Copy every record exactly, and keep the pictures out.
══ THE DATA
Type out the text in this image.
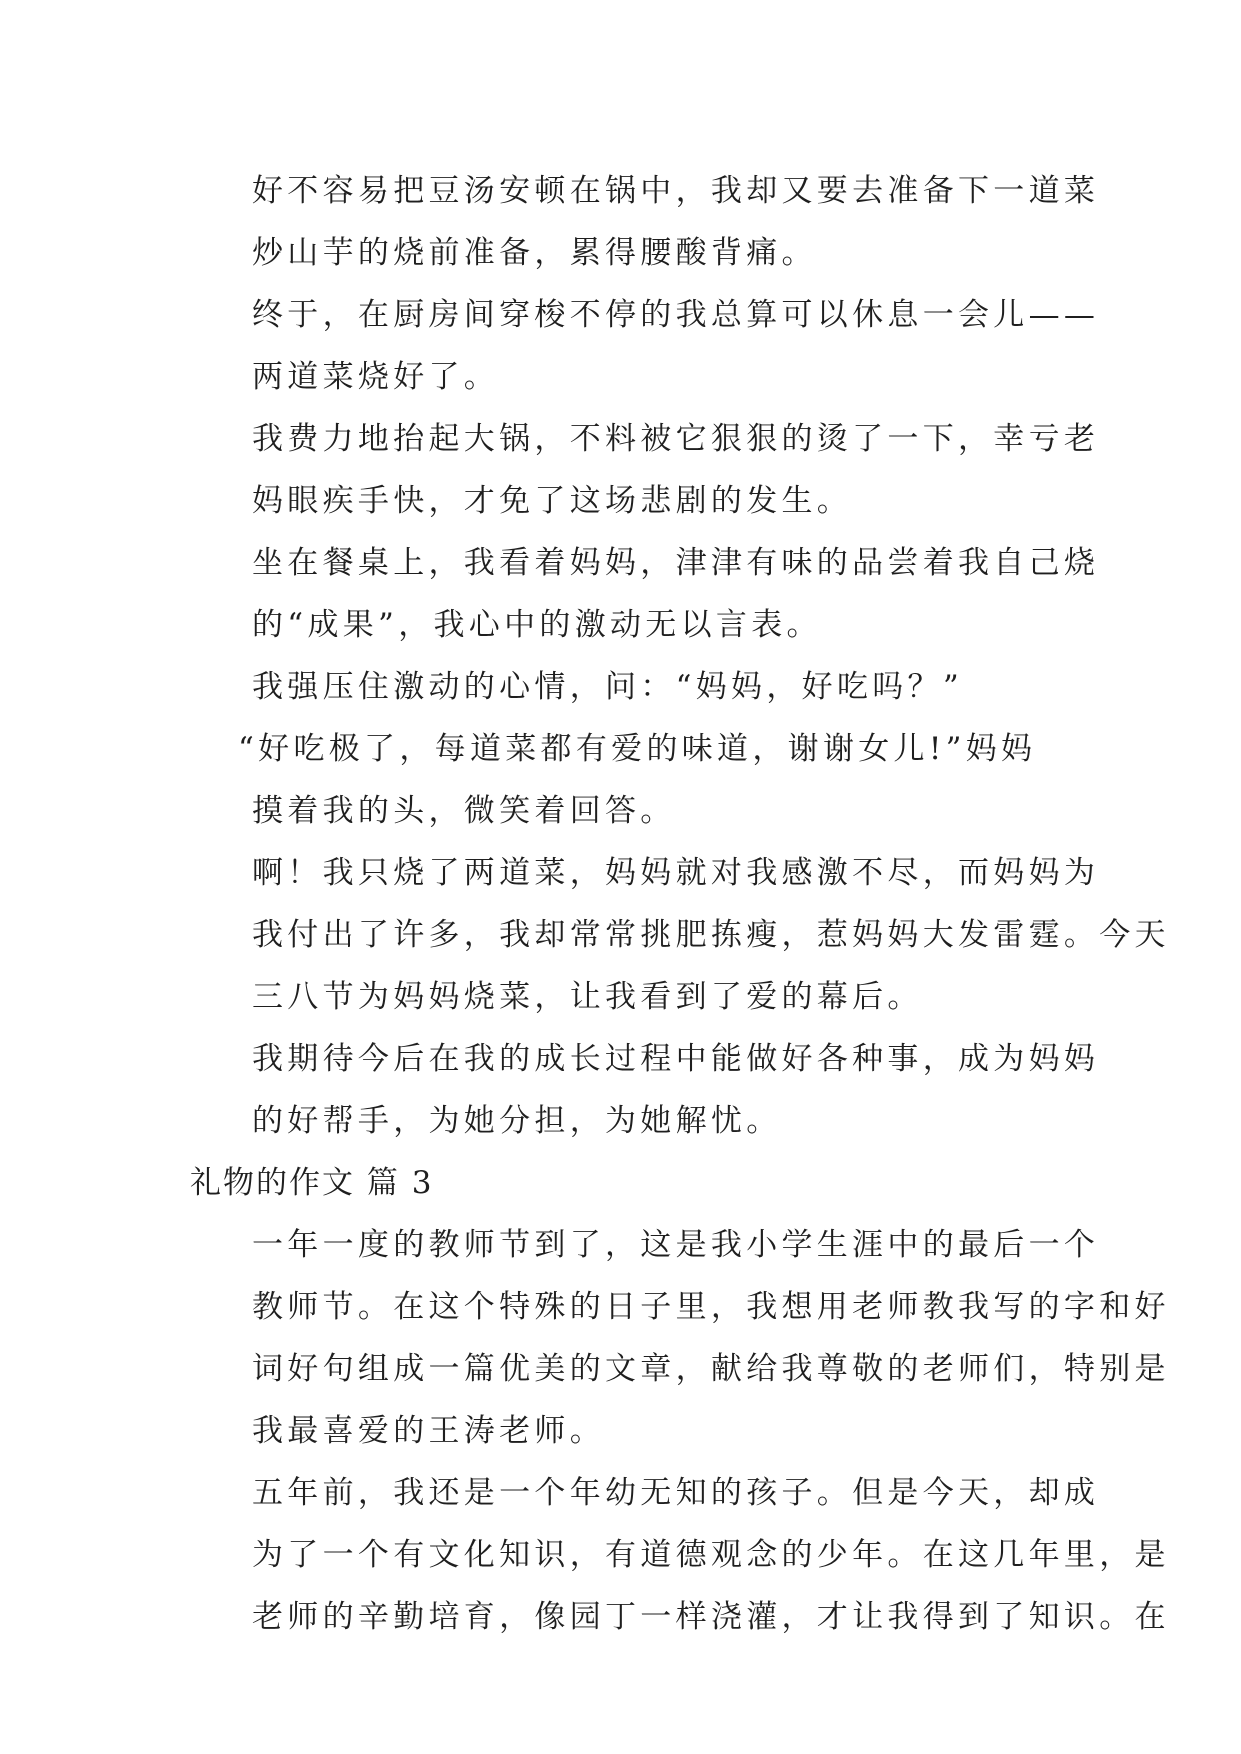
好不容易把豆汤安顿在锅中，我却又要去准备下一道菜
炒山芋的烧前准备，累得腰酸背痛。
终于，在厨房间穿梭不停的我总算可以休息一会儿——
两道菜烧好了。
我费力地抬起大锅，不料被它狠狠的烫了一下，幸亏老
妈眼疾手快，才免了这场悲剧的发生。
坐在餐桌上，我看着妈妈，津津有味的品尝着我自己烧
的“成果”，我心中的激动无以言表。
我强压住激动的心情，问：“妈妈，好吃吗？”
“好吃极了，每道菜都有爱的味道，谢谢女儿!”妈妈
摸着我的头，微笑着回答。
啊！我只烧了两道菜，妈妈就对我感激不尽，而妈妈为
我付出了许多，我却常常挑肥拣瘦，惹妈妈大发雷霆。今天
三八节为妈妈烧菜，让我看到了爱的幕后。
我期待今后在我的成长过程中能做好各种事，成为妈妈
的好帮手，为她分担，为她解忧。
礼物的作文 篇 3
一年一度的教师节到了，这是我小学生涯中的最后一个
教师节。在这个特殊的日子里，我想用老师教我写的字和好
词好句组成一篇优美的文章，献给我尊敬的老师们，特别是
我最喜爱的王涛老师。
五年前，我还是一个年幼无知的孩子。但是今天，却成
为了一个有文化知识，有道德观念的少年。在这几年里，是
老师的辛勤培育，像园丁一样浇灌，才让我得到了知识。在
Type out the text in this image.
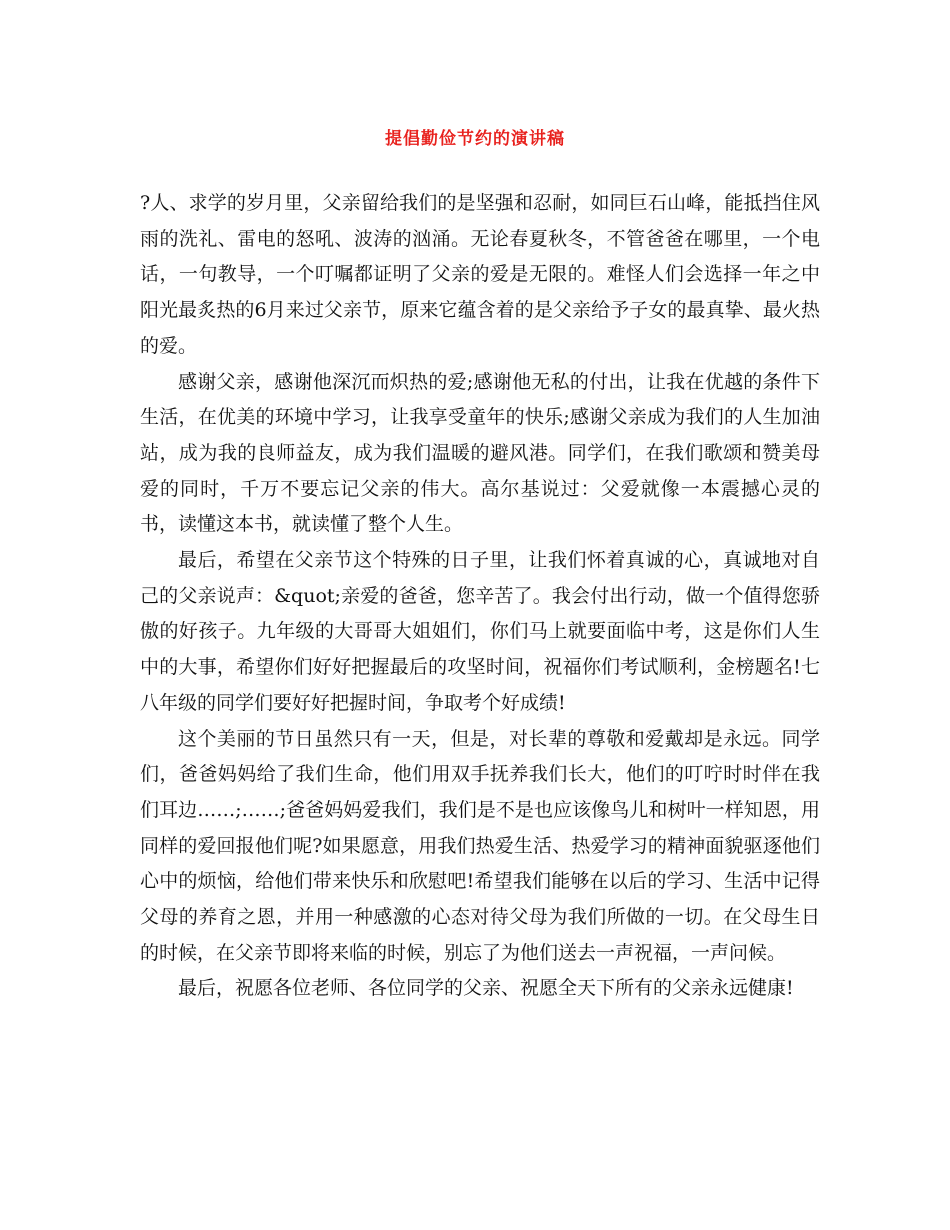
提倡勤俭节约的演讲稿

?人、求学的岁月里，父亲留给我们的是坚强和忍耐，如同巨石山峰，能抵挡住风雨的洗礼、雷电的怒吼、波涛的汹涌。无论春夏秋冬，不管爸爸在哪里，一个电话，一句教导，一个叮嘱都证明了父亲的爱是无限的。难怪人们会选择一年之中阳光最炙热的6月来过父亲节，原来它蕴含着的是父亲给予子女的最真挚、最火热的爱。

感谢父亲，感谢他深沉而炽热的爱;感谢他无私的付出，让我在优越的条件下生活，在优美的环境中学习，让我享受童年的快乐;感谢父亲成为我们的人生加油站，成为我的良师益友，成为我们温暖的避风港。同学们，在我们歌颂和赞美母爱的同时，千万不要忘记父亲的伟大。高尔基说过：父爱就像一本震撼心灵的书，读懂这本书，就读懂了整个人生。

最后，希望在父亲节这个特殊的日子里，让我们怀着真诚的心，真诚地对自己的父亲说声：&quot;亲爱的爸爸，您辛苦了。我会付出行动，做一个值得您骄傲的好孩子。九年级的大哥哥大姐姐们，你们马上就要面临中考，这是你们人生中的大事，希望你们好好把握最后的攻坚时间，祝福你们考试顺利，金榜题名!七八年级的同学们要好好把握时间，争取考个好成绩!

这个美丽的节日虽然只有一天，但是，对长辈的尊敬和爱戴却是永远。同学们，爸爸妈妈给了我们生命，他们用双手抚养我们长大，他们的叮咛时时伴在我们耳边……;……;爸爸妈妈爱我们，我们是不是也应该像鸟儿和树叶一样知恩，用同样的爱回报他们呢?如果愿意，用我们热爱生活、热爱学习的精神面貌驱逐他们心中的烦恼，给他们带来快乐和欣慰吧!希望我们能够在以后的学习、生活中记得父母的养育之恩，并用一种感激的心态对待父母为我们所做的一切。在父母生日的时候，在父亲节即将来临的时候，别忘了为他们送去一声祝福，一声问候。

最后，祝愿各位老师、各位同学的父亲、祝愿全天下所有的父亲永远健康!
════
> [CORRECT RESULT]
Type out the text in this image.
好不容易把豆汤安顿在锅中，我却又要去准备下一道菜
炒山芋的烧前准备，累得腰酸背痛。
终于，在厨房间穿梭不停的我总算可以休息一会儿——
两道菜烧好了。
我费力地抬起大锅，不料被它狠狠的烫了一下，幸亏老
妈眼疾手快，才免了这场悲剧的发生。
坐在餐桌上，我看着妈妈，津津有味的品尝着我自己烧
的“成果”，我心中的激动无以言表。
我强压住激动的心情，问：“妈妈，好吃吗？”
“好吃极了，每道菜都有爱的味道，谢谢女儿!”妈妈
摸着我的头，微笑着回答。
啊！我只烧了两道菜，妈妈就对我感激不尽，而妈妈为
我付出了许多，我却常常挑肥拣瘦，惹妈妈大发雷霆。今天
三八节为妈妈烧菜，让我看到了爱的幕后。
我期待今后在我的成长过程中能做好各种事，成为妈妈
的好帮手，为她分担，为她解忧。
礼物的作文 篇 3
一年一度的教师节到了，这是我小学生涯中的最后一个
教师节。在这个特殊的日子里，我想用老师教我写的字和好
词好句组成一篇优美的文章，献给我尊敬的老师们，特别是
我最喜爱的王涛老师。
五年前，我还是一个年幼无知的孩子。但是今天，却成
为了一个有文化知识，有道德观念的少年。在这几年里，是
老师的辛勤培育，像园丁一样浇灌，才让我得到了知识。在
Type out the text in this image.
提倡勤俭节约的演讲稿

?人、求学的岁月里，父亲留给我们的是坚强和忍耐，如同巨石山峰，能抵挡住风雨的洗礼、雷电的怒吼、波涛的汹涌。无论春夏秋冬，不管爸爸在哪里，一个电话，一句教导，一个叮嘱都证明了父亲的爱是无限的。难怪人们会选择一年之中阳光最炙热的6月来过父亲节，原来它蕴含着的是父亲给予子女的最真挚、最火热的爱。

感谢父亲，感谢他深沉而炽热的爱;感谢他无私的付出，让我在优越的条件下生活，在优美的环境中学习，让我享受童年的快乐;感谢父亲成为我们的人生加油站，成为我的良师益友，成为我们温暖的避风港。同学们，在我们歌颂和赞美母爱的同时，千万不要忘记父亲的伟大。高尔基说过：父爱就像一本震撼心灵的书，读懂这本书，就读懂了整个人生。

最后，希望在父亲节这个特殊的日子里，让我们怀着真诚的心，真诚地对自己的父亲说声：&quot;亲爱的爸爸，您辛苦了。我会付出行动，做一个值得您骄傲的好孩子。九年级的大哥哥大姐姐们，你们马上就要面临中考，这是你们人生中的大事，希望你们好好把握最后的攻坚时间，祝福你们考试顺利，金榜题名!七八年级的同学们要好好把握时间，争取考个好成绩!

这个美丽的节日虽然只有一天，但是，对长辈的尊敬和爱戴却是永远。同学们，爸爸妈妈给了我们生命，他们用双手抚养我们长大，他们的叮咛时时伴在我们耳边……;……;爸爸妈妈爱我们，我们是不是也应该像鸟儿和树叶一样知恩，用同样的爱回报他们呢?如果愿意，用我们热爱生活、热爱学习的精神面貌驱逐他们心中的烦恼，给他们带来快乐和欣慰吧!希望我们能够在以后的学习、生活中记得父母的养育之恩，并用一种感激的心态对待父母为我们所做的一切。在父母生日的时候，在父亲节即将来临的时候，别忘了为他们送去一声祝福，一声问候。

最后，祝愿各位老师、各位同学的父亲、祝愿全天下所有的父亲永远健康!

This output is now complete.